> [Stated problem]
Could you repeat the records below exactly, leaving out any pictures?

◆ ◆ ◆

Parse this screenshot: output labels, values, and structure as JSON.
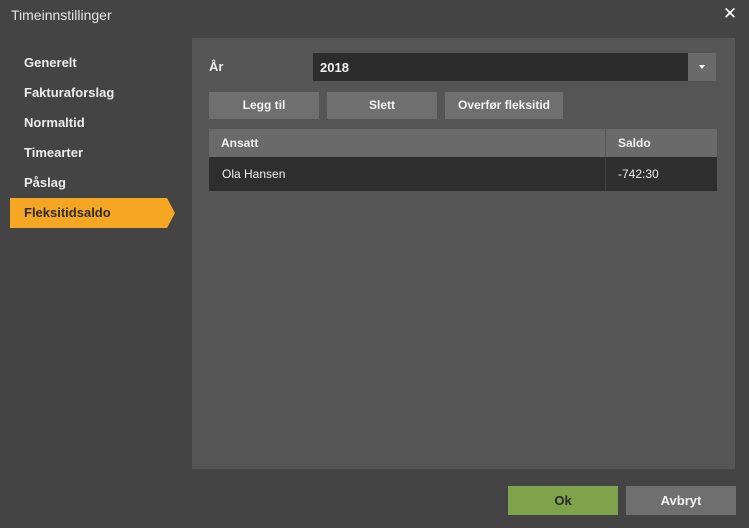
{
  "window": {
    "title": "Timeinnstillinger",
    "close_icon": "close-icon"
  },
  "sidebar": {
    "items": [
      {
        "label": "Generelt",
        "active": false
      },
      {
        "label": "Fakturaforslag",
        "active": false
      },
      {
        "label": "Normaltid",
        "active": false
      },
      {
        "label": "Timearter",
        "active": false
      },
      {
        "label": "Påslag",
        "active": false
      },
      {
        "label": "Fleksitidsaldo",
        "active": true
      }
    ]
  },
  "year": {
    "label": "År",
    "value": "2018"
  },
  "toolbar": {
    "add_label": "Legg til",
    "delete_label": "Slett",
    "transfer_label": "Overfør fleksitid"
  },
  "table": {
    "columns": [
      "Ansatt",
      "Saldo"
    ],
    "rows": [
      [
        "Ola Hansen",
        "-742:30"
      ]
    ]
  },
  "footer": {
    "ok_label": "Ok",
    "cancel_label": "Avbryt"
  },
  "colors": {
    "accent": "#f5a623",
    "ok": "#7ea34a",
    "panel": "#555555",
    "background": "#444444"
  }
}
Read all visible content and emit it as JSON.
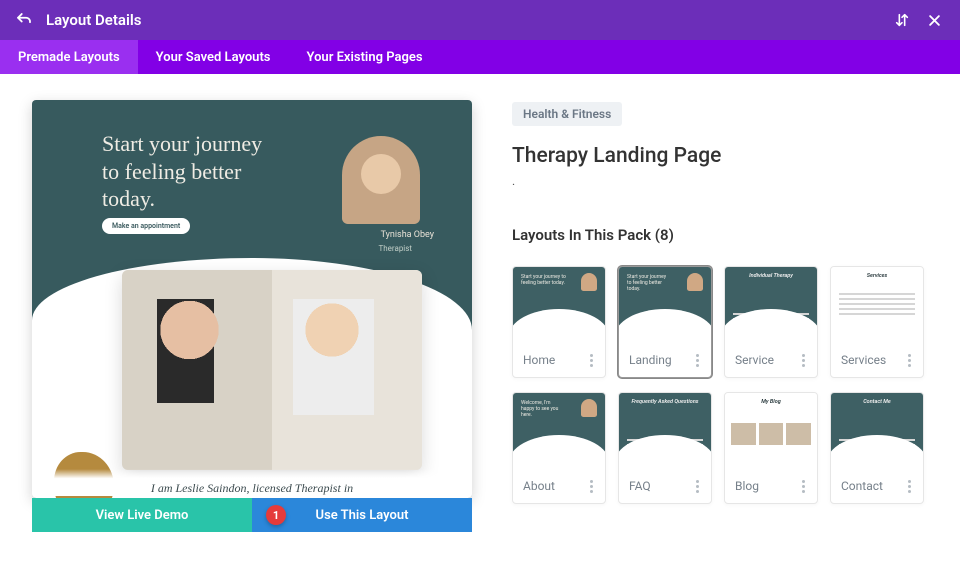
{
  "topbar": {
    "title": "Layout Details"
  },
  "tabs": {
    "premade": "Premade Layouts",
    "saved": "Your Saved Layouts",
    "existing": "Your Existing Pages"
  },
  "preview": {
    "hero_line1": "Start your journey",
    "hero_line2": "to feeling better",
    "hero_line3": "today.",
    "cta": "Make an appointment",
    "person_name": "Tynisha Obey",
    "person_role": "Therapist",
    "caption": "I am Leslie Saindon, licensed Therapist in"
  },
  "actions": {
    "demo": "View Live Demo",
    "use": "Use This Layout",
    "badge": "1"
  },
  "side": {
    "category": "Health & Fitness",
    "page_name": "Therapy Landing Page",
    "subdot": ".",
    "pack_title": "Layouts In This Pack (8)"
  },
  "cards": [
    {
      "label": "Home",
      "selected": false,
      "variant": "home"
    },
    {
      "label": "Landing",
      "selected": true,
      "variant": "landing"
    },
    {
      "label": "Service",
      "selected": false,
      "variant": "service"
    },
    {
      "label": "Services",
      "selected": false,
      "variant": "services"
    },
    {
      "label": "About",
      "selected": false,
      "variant": "about"
    },
    {
      "label": "FAQ",
      "selected": false,
      "variant": "faq"
    },
    {
      "label": "Blog",
      "selected": false,
      "variant": "blog"
    },
    {
      "label": "Contact",
      "selected": false,
      "variant": "contact"
    }
  ]
}
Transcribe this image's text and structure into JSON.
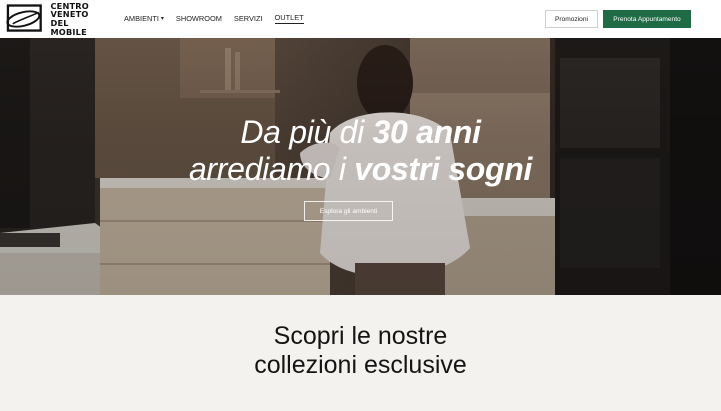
{
  "header": {
    "logo_lines": [
      "CENTRO",
      "VENETO",
      "DEL MOBILE"
    ],
    "nav": [
      {
        "label": "AMBIENTI",
        "has_dropdown": true,
        "icon": "chevron-down-icon"
      },
      {
        "label": "SHOWROOM",
        "has_dropdown": false
      },
      {
        "label": "SERVIZI",
        "has_dropdown": false
      },
      {
        "label": "OUTLET",
        "has_dropdown": false,
        "active": true
      }
    ],
    "promo_button": "Promozioni",
    "appointment_button": "Prenota Appuntamento"
  },
  "hero": {
    "title_line1_a": "Da più di ",
    "title_line1_b": "30 anni",
    "title_line2_a": "arrediamo i ",
    "title_line2_b": "vostri sogni",
    "cta": "Esplora gli ambienti"
  },
  "collections": {
    "title_line1": "Scopri le nostre",
    "title_line2": "collezioni esclusive"
  },
  "colors": {
    "accent_green": "#1f6b45",
    "page_background": "#f4f2ee"
  }
}
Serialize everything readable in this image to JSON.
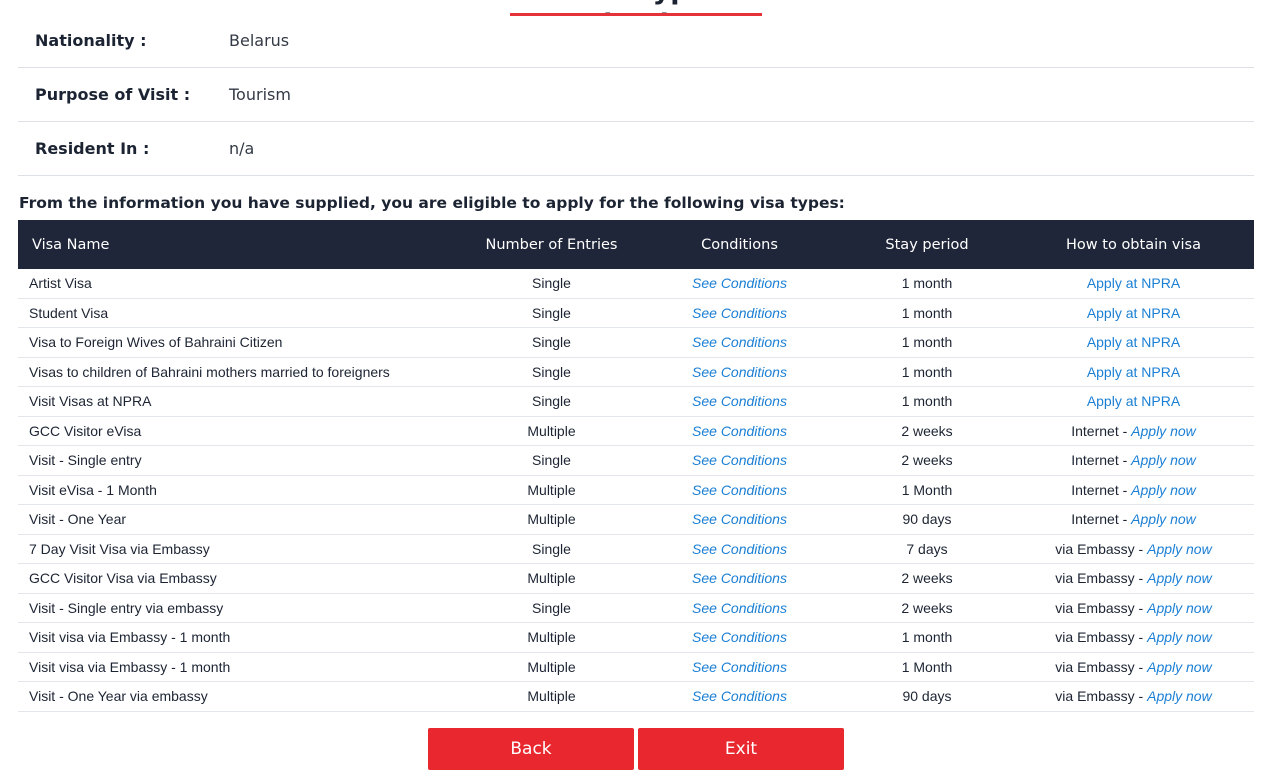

◆ ◆ ◆

> [Solution for this problem]
Parse this screenshot: output labels, values, and structure as JSON.
{
  "window": {
    "title": "Timeinnstillinger",
    "close_icon": "close-icon"
  },
  "sidebar": {
    "items": [
      {
        "label": "Generelt",
        "active": false
      },
      {
        "label": "Fakturaforslag",
        "active": false
      },
      {
        "label": "Normaltid",
        "active": false
      },
      {
        "label": "Timearter",
        "active": false
      },
      {
        "label": "Påslag",
        "active": false
      },
      {
        "label": "Fleksitidsaldo",
        "active": true
      }
    ]
  },
  "year": {
    "label": "År",
    "value": "2018"
  },
  "toolbar": {
    "add_label": "Legg til",
    "delete_label": "Slett",
    "transfer_label": "Overfør fleksitid"
  },
  "table": {
    "columns": [
      "Ansatt",
      "Saldo"
    ],
    "rows": [
      [
        "Ola Hansen",
        "-742:30"
      ]
    ]
  },
  "footer": {
    "ok_label": "Ok",
    "cancel_label": "Avbryt"
  },
  "colors": {
    "accent": "#f5a623",
    "ok": "#7ea34a",
    "panel": "#555555",
    "background": "#444444"
  }
}
Read all visible content and emit it as JSON.
{
  "topbar": {
    "title": "Layout Details"
  },
  "tabs": {
    "premade": "Premade Layouts",
    "saved": "Your Saved Layouts",
    "existing": "Your Existing Pages"
  },
  "preview": {
    "hero_line1": "Start your journey",
    "hero_line2": "to feeling better",
    "hero_line3": "today.",
    "cta": "Make an appointment",
    "person_name": "Tynisha Obey",
    "person_role": "Therapist",
    "caption": "I am Leslie Saindon, licensed Therapist in"
  },
  "actions": {
    "demo": "View Live Demo",
    "use": "Use This Layout",
    "badge": "1"
  },
  "side": {
    "category": "Health & Fitness",
    "page_name": "Therapy Landing Page",
    "subdot": ".",
    "pack_title": "Layouts In This Pack (8)"
  },
  "cards": [
    {
      "label": "Home",
      "selected": false,
      "variant": "home"
    },
    {
      "label": "Landing",
      "selected": true,
      "variant": "landing"
    },
    {
      "label": "Service",
      "selected": false,
      "variant": "service"
    },
    {
      "label": "Services",
      "selected": false,
      "variant": "services"
    },
    {
      "label": "About",
      "selected": false,
      "variant": "about"
    },
    {
      "label": "FAQ",
      "selected": false,
      "variant": "faq"
    },
    {
      "label": "Blog",
      "selected": false,
      "variant": "blog"
    },
    {
      "label": "Contact",
      "selected": false,
      "variant": "contact"
    }
  ]
}
Transcribe this image's text and structure into JSON.
{
  "header": {
    "logo_lines": [
      "CENTRO",
      "VENETO",
      "DEL MOBILE"
    ],
    "nav": [
      {
        "label": "AMBIENTI",
        "has_dropdown": true,
        "icon": "chevron-down-icon"
      },
      {
        "label": "SHOWROOM",
        "has_dropdown": false
      },
      {
        "label": "SERVIZI",
        "has_dropdown": false
      },
      {
        "label": "OUTLET",
        "has_dropdown": false,
        "active": true
      }
    ],
    "promo_button": "Promozioni",
    "appointment_button": "Prenota Appuntamento"
  },
  "hero": {
    "title_line1_a": "Da più di ",
    "title_line1_b": "30 anni",
    "title_line2_a": "arrediamo i ",
    "title_line2_b": "vostri sogni",
    "cta": "Esplora gli ambienti"
  },
  "collections": {
    "title_line1": "Scopri le nostre",
    "title_line2": "collezioni esclusive"
  },
  "colors": {
    "accent_green": "#1f6b45",
    "page_background": "#f4f2ee"
  }
}
Serialize everything readable in this image to JSON.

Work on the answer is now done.